--- Requirements ---
Restate the entries below verbatim.

--- Exercise input ---
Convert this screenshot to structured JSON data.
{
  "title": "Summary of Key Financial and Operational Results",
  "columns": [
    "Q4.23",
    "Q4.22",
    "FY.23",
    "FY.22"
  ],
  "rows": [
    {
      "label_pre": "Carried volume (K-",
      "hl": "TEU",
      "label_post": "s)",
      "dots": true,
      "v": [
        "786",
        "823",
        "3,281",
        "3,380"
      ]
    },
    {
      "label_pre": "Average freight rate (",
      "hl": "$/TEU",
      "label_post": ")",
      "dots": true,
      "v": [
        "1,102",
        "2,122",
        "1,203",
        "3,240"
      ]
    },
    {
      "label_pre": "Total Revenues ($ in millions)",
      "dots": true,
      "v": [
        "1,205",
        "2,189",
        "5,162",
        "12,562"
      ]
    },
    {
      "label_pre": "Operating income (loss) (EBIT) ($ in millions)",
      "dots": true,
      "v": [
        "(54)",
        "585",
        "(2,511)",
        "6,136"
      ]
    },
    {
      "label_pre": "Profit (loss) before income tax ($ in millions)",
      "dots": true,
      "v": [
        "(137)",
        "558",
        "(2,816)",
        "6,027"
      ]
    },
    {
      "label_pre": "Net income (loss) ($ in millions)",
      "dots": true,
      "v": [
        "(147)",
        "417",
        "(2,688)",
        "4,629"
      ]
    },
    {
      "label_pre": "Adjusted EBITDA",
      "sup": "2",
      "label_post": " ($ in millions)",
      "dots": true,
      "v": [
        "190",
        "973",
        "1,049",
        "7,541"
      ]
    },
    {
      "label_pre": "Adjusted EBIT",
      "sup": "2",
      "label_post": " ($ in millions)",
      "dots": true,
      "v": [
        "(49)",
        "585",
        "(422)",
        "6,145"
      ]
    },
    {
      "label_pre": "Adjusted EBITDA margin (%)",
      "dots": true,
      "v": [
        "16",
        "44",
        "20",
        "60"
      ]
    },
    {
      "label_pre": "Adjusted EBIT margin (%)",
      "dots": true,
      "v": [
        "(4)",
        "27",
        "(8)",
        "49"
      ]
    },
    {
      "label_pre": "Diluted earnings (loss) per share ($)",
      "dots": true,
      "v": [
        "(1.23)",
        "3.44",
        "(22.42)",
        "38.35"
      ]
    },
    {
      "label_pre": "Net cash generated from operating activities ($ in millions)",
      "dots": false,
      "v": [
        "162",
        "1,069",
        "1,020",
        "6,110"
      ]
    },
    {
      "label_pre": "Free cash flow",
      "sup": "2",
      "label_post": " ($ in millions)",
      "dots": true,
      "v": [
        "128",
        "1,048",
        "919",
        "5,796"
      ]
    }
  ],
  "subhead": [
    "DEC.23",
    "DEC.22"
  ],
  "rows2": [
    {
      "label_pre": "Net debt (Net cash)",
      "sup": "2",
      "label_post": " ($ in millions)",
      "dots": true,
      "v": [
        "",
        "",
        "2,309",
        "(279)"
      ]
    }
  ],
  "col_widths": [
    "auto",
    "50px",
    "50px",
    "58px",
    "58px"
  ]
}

--- Exercise result ---
Convert this screenshot to structured JSON data.
{
  "title": "Summary of Key Financial and Operational Results",
  "columns": [
    "Q4.23",
    "Q4.22",
    "FY.23",
    "FY.22"
  ],
  "rows": [
    {
      "label_pre": "Carried volume (K-",
      "hl": "TEU",
      "label_post": "s)",
      "dots": true,
      "v": [
        "786",
        "823",
        "3,281",
        "3,380"
      ]
    },
    {
      "label_pre": "Average freight rate (",
      "hl": "$/TEU",
      "label_post": ")",
      "dots": true,
      "v": [
        "1,102",
        "2,122",
        "1,203",
        "3,240"
      ]
    },
    {
      "label_pre": "Total Revenues ($ in millions)",
      "dots": true,
      "v": [
        "1,205",
        "2,189",
        "5,162",
        "12,562"
      ]
    },
    {
      "label_pre": "Operating income (loss) (EBIT) ($ in millions)",
      "dots": true,
      "v": [
        "(54)",
        "585",
        "(2,511)",
        "6,136"
      ]
    },
    {
      "label_pre": "Profit (loss) before income tax ($ in millions)",
      "dots": true,
      "v": [
        "(137)",
        "558",
        "(2,816)",
        "6,027"
      ]
    },
    {
      "label_pre": "Net income (loss) ($ in millions)",
      "dots": true,
      "v": [
        "(147)",
        "417",
        "(2,688)",
        "4,629"
      ]
    },
    {
      "label_pre": "Adjusted EBITDA",
      "sup": "2",
      "label_post": " ($ in millions)",
      "dots": true,
      "v": [
        "190",
        "973",
        "1,049",
        "7,541"
      ]
    },
    {
      "label_pre": "Adjusted EBIT",
      "sup": "2",
      "label_post": " ($ in millions)",
      "dots": true,
      "v": [
        "(49)",
        "585",
        "(422)",
        "6,145"
      ]
    },
    {
      "label_pre": "Adjusted EBITDA margin (%)",
      "dots": true,
      "v": [
        "16",
        "44",
        "20",
        "60"
      ]
    },
    {
      "label_pre": "Adjusted EBIT margin (%)",
      "dots": true,
      "v": [
        "(4)",
        "27",
        "(8)",
        "49"
      ]
    },
    {
      "label_pre": "Diluted earnings (loss) per share ($)",
      "dots": true,
      "v": [
        "(1.23)",
        "3.44",
        "(22.42)",
        "38.35"
      ]
    },
    {
      "label_pre": "Net cash generated from operating activities ($ in millions)",
      "dots": false,
      "v": [
        "162",
        "1,069",
        "1,020",
        "6,110"
      ]
    },
    {
      "label_pre": "Free cash flow",
      "sup": "2",
      "label_post": " ($ in millions)",
      "dots": true,
      "v": [
        "128",
        "1,048",
        "919",
        "5,796"
      ]
    }
  ],
  "subhead": [
    "DEC.23",
    "DEC.22"
  ],
  "rows2": [
    {
      "label_pre": "Net debt (Net cash)",
      "sup": "2",
      "label_post": " ($ in millions)",
      "dots": true,
      "v": [
        "",
        "",
        "2,309",
        "(279)"
      ]
    }
  ],
  "col_widths": [
    "auto",
    "50px",
    "50px",
    "58px",
    "58px"
  ]
}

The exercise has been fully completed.